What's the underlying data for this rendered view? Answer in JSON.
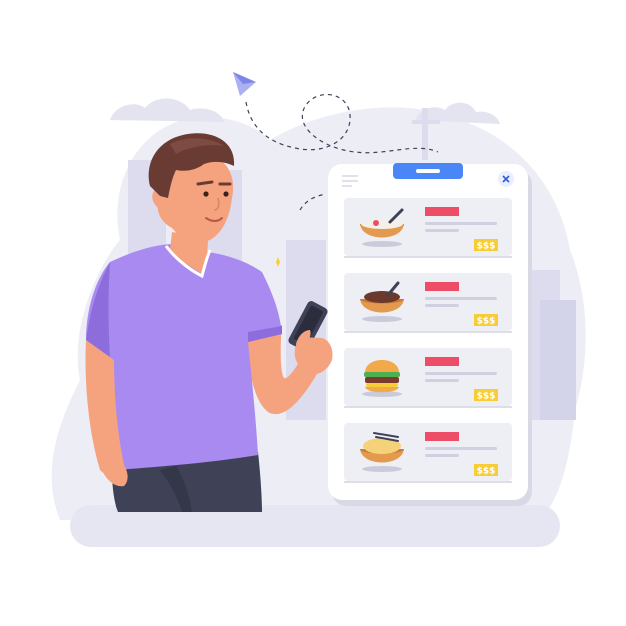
{
  "colors": {
    "background": "#ffffff",
    "scene_backdrop": "#ededf6",
    "building": "#dcdcee",
    "floor": "#e6e6f2",
    "app_card": "#ffffff",
    "menu_row": "#eeeef5",
    "row_divider": "#dedee8",
    "accent_blue": "#4a86f5",
    "title_bar_red": "#ee4d67",
    "price_badge_yellow": "#f7cd37",
    "text_line_gray": "#cfd1e0",
    "shirt": "#a98af0",
    "shirt_shadow": "#8d6cdc",
    "skin": "#f5a37e",
    "hair": "#6a3b33",
    "pants": "#3f4256"
  },
  "app": {
    "close_icon": "close-icon",
    "menu_icon": "hamburger-menu-icon",
    "items": [
      {
        "dish": "soup-bowl",
        "price": "$$$"
      },
      {
        "dish": "noodle-bowl",
        "price": "$$$"
      },
      {
        "dish": "burger",
        "price": "$$$"
      },
      {
        "dish": "rice-bowl",
        "price": "$$$"
      }
    ]
  },
  "decorations": {
    "paper_plane_icon": "paper-plane-icon",
    "dashed_flight_path": "dashed-loop-line"
  }
}
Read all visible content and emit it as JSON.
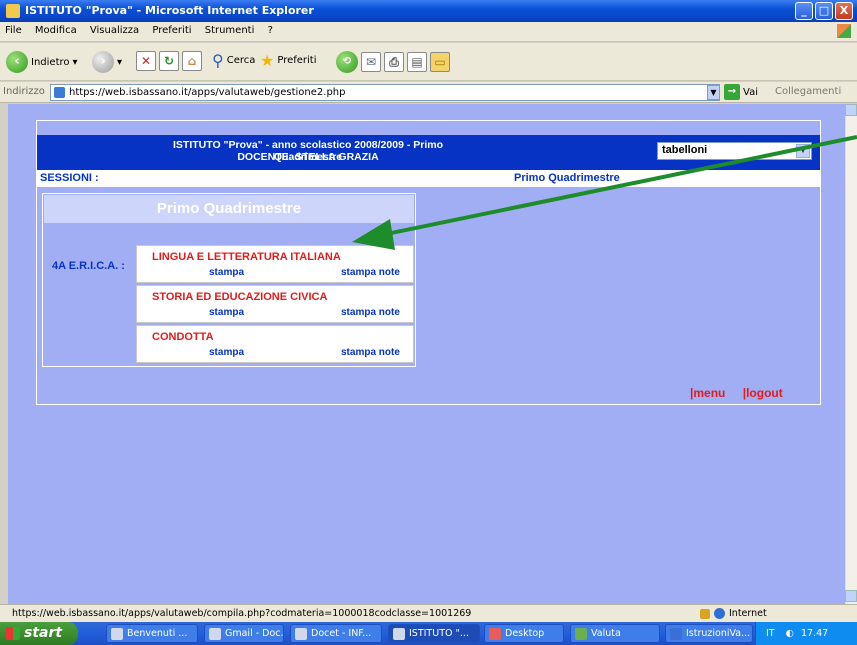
{
  "window": {
    "title": "ISTITUTO \"Prova\" - Microsoft Internet Explorer",
    "buttons": {
      "min": "_",
      "max": "□",
      "close": "X"
    }
  },
  "menubar": [
    "File",
    "Modifica",
    "Visualizza",
    "Preferiti",
    "Strumenti",
    "?"
  ],
  "toolbar": {
    "back": "Indietro",
    "search": "Cerca",
    "favorites": "Preferiti"
  },
  "addressbar": {
    "label": "Indirizzo",
    "url": "https://web.isbassano.it/apps/valutaweb/gestione2.php",
    "go": "Vai",
    "links": "Collegamenti"
  },
  "page": {
    "header_line1": "ISTITUTO \"Prova\" - anno scolastico 2008/2009 - Primo Quadrimestre",
    "header_line2": "DOCENTE: STELLA GRAZIA",
    "select_value": "tabelloni",
    "sessions_label": "SESSIONI :",
    "sessions_value": "Primo Quadrimestre",
    "panel_title": "Primo Quadrimestre",
    "class_label": "4A E.R.I.C.A. :",
    "subjects": [
      {
        "name": "LINGUA E LETTERATURA ITALIANA",
        "stampa": "stampa",
        "note": "stampa note"
      },
      {
        "name": "STORIA ED EDUCAZIONE CIVICA",
        "stampa": "stampa",
        "note": "stampa note"
      },
      {
        "name": "CONDOTTA",
        "stampa": "stampa",
        "note": "stampa note"
      }
    ],
    "menu_link": "|menu",
    "logout_link": "|logout"
  },
  "statusbar": {
    "url": "https://web.isbassano.it/apps/valutaweb/compila.php?codmateria=1000018codclasse=1001269",
    "zone": "Internet"
  },
  "taskbar": {
    "start": "start",
    "tasks": [
      "Benvenuti ...",
      "Gmail - Doc...",
      "Docet - INF...",
      "ISTITUTO \"...",
      "Desktop",
      "Valuta",
      "IstruzioniVa..."
    ],
    "lang": "IT",
    "clock": "17.47"
  },
  "colors": {
    "page_bg": "#a2aef4",
    "header_blue": "#0633c4",
    "subject_red": "#e21c1c",
    "arrow_green": "#1e8c2a"
  }
}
· · · · ·
State how many lines in the records above contain the word "https", giving only the number.

* Solution below: 2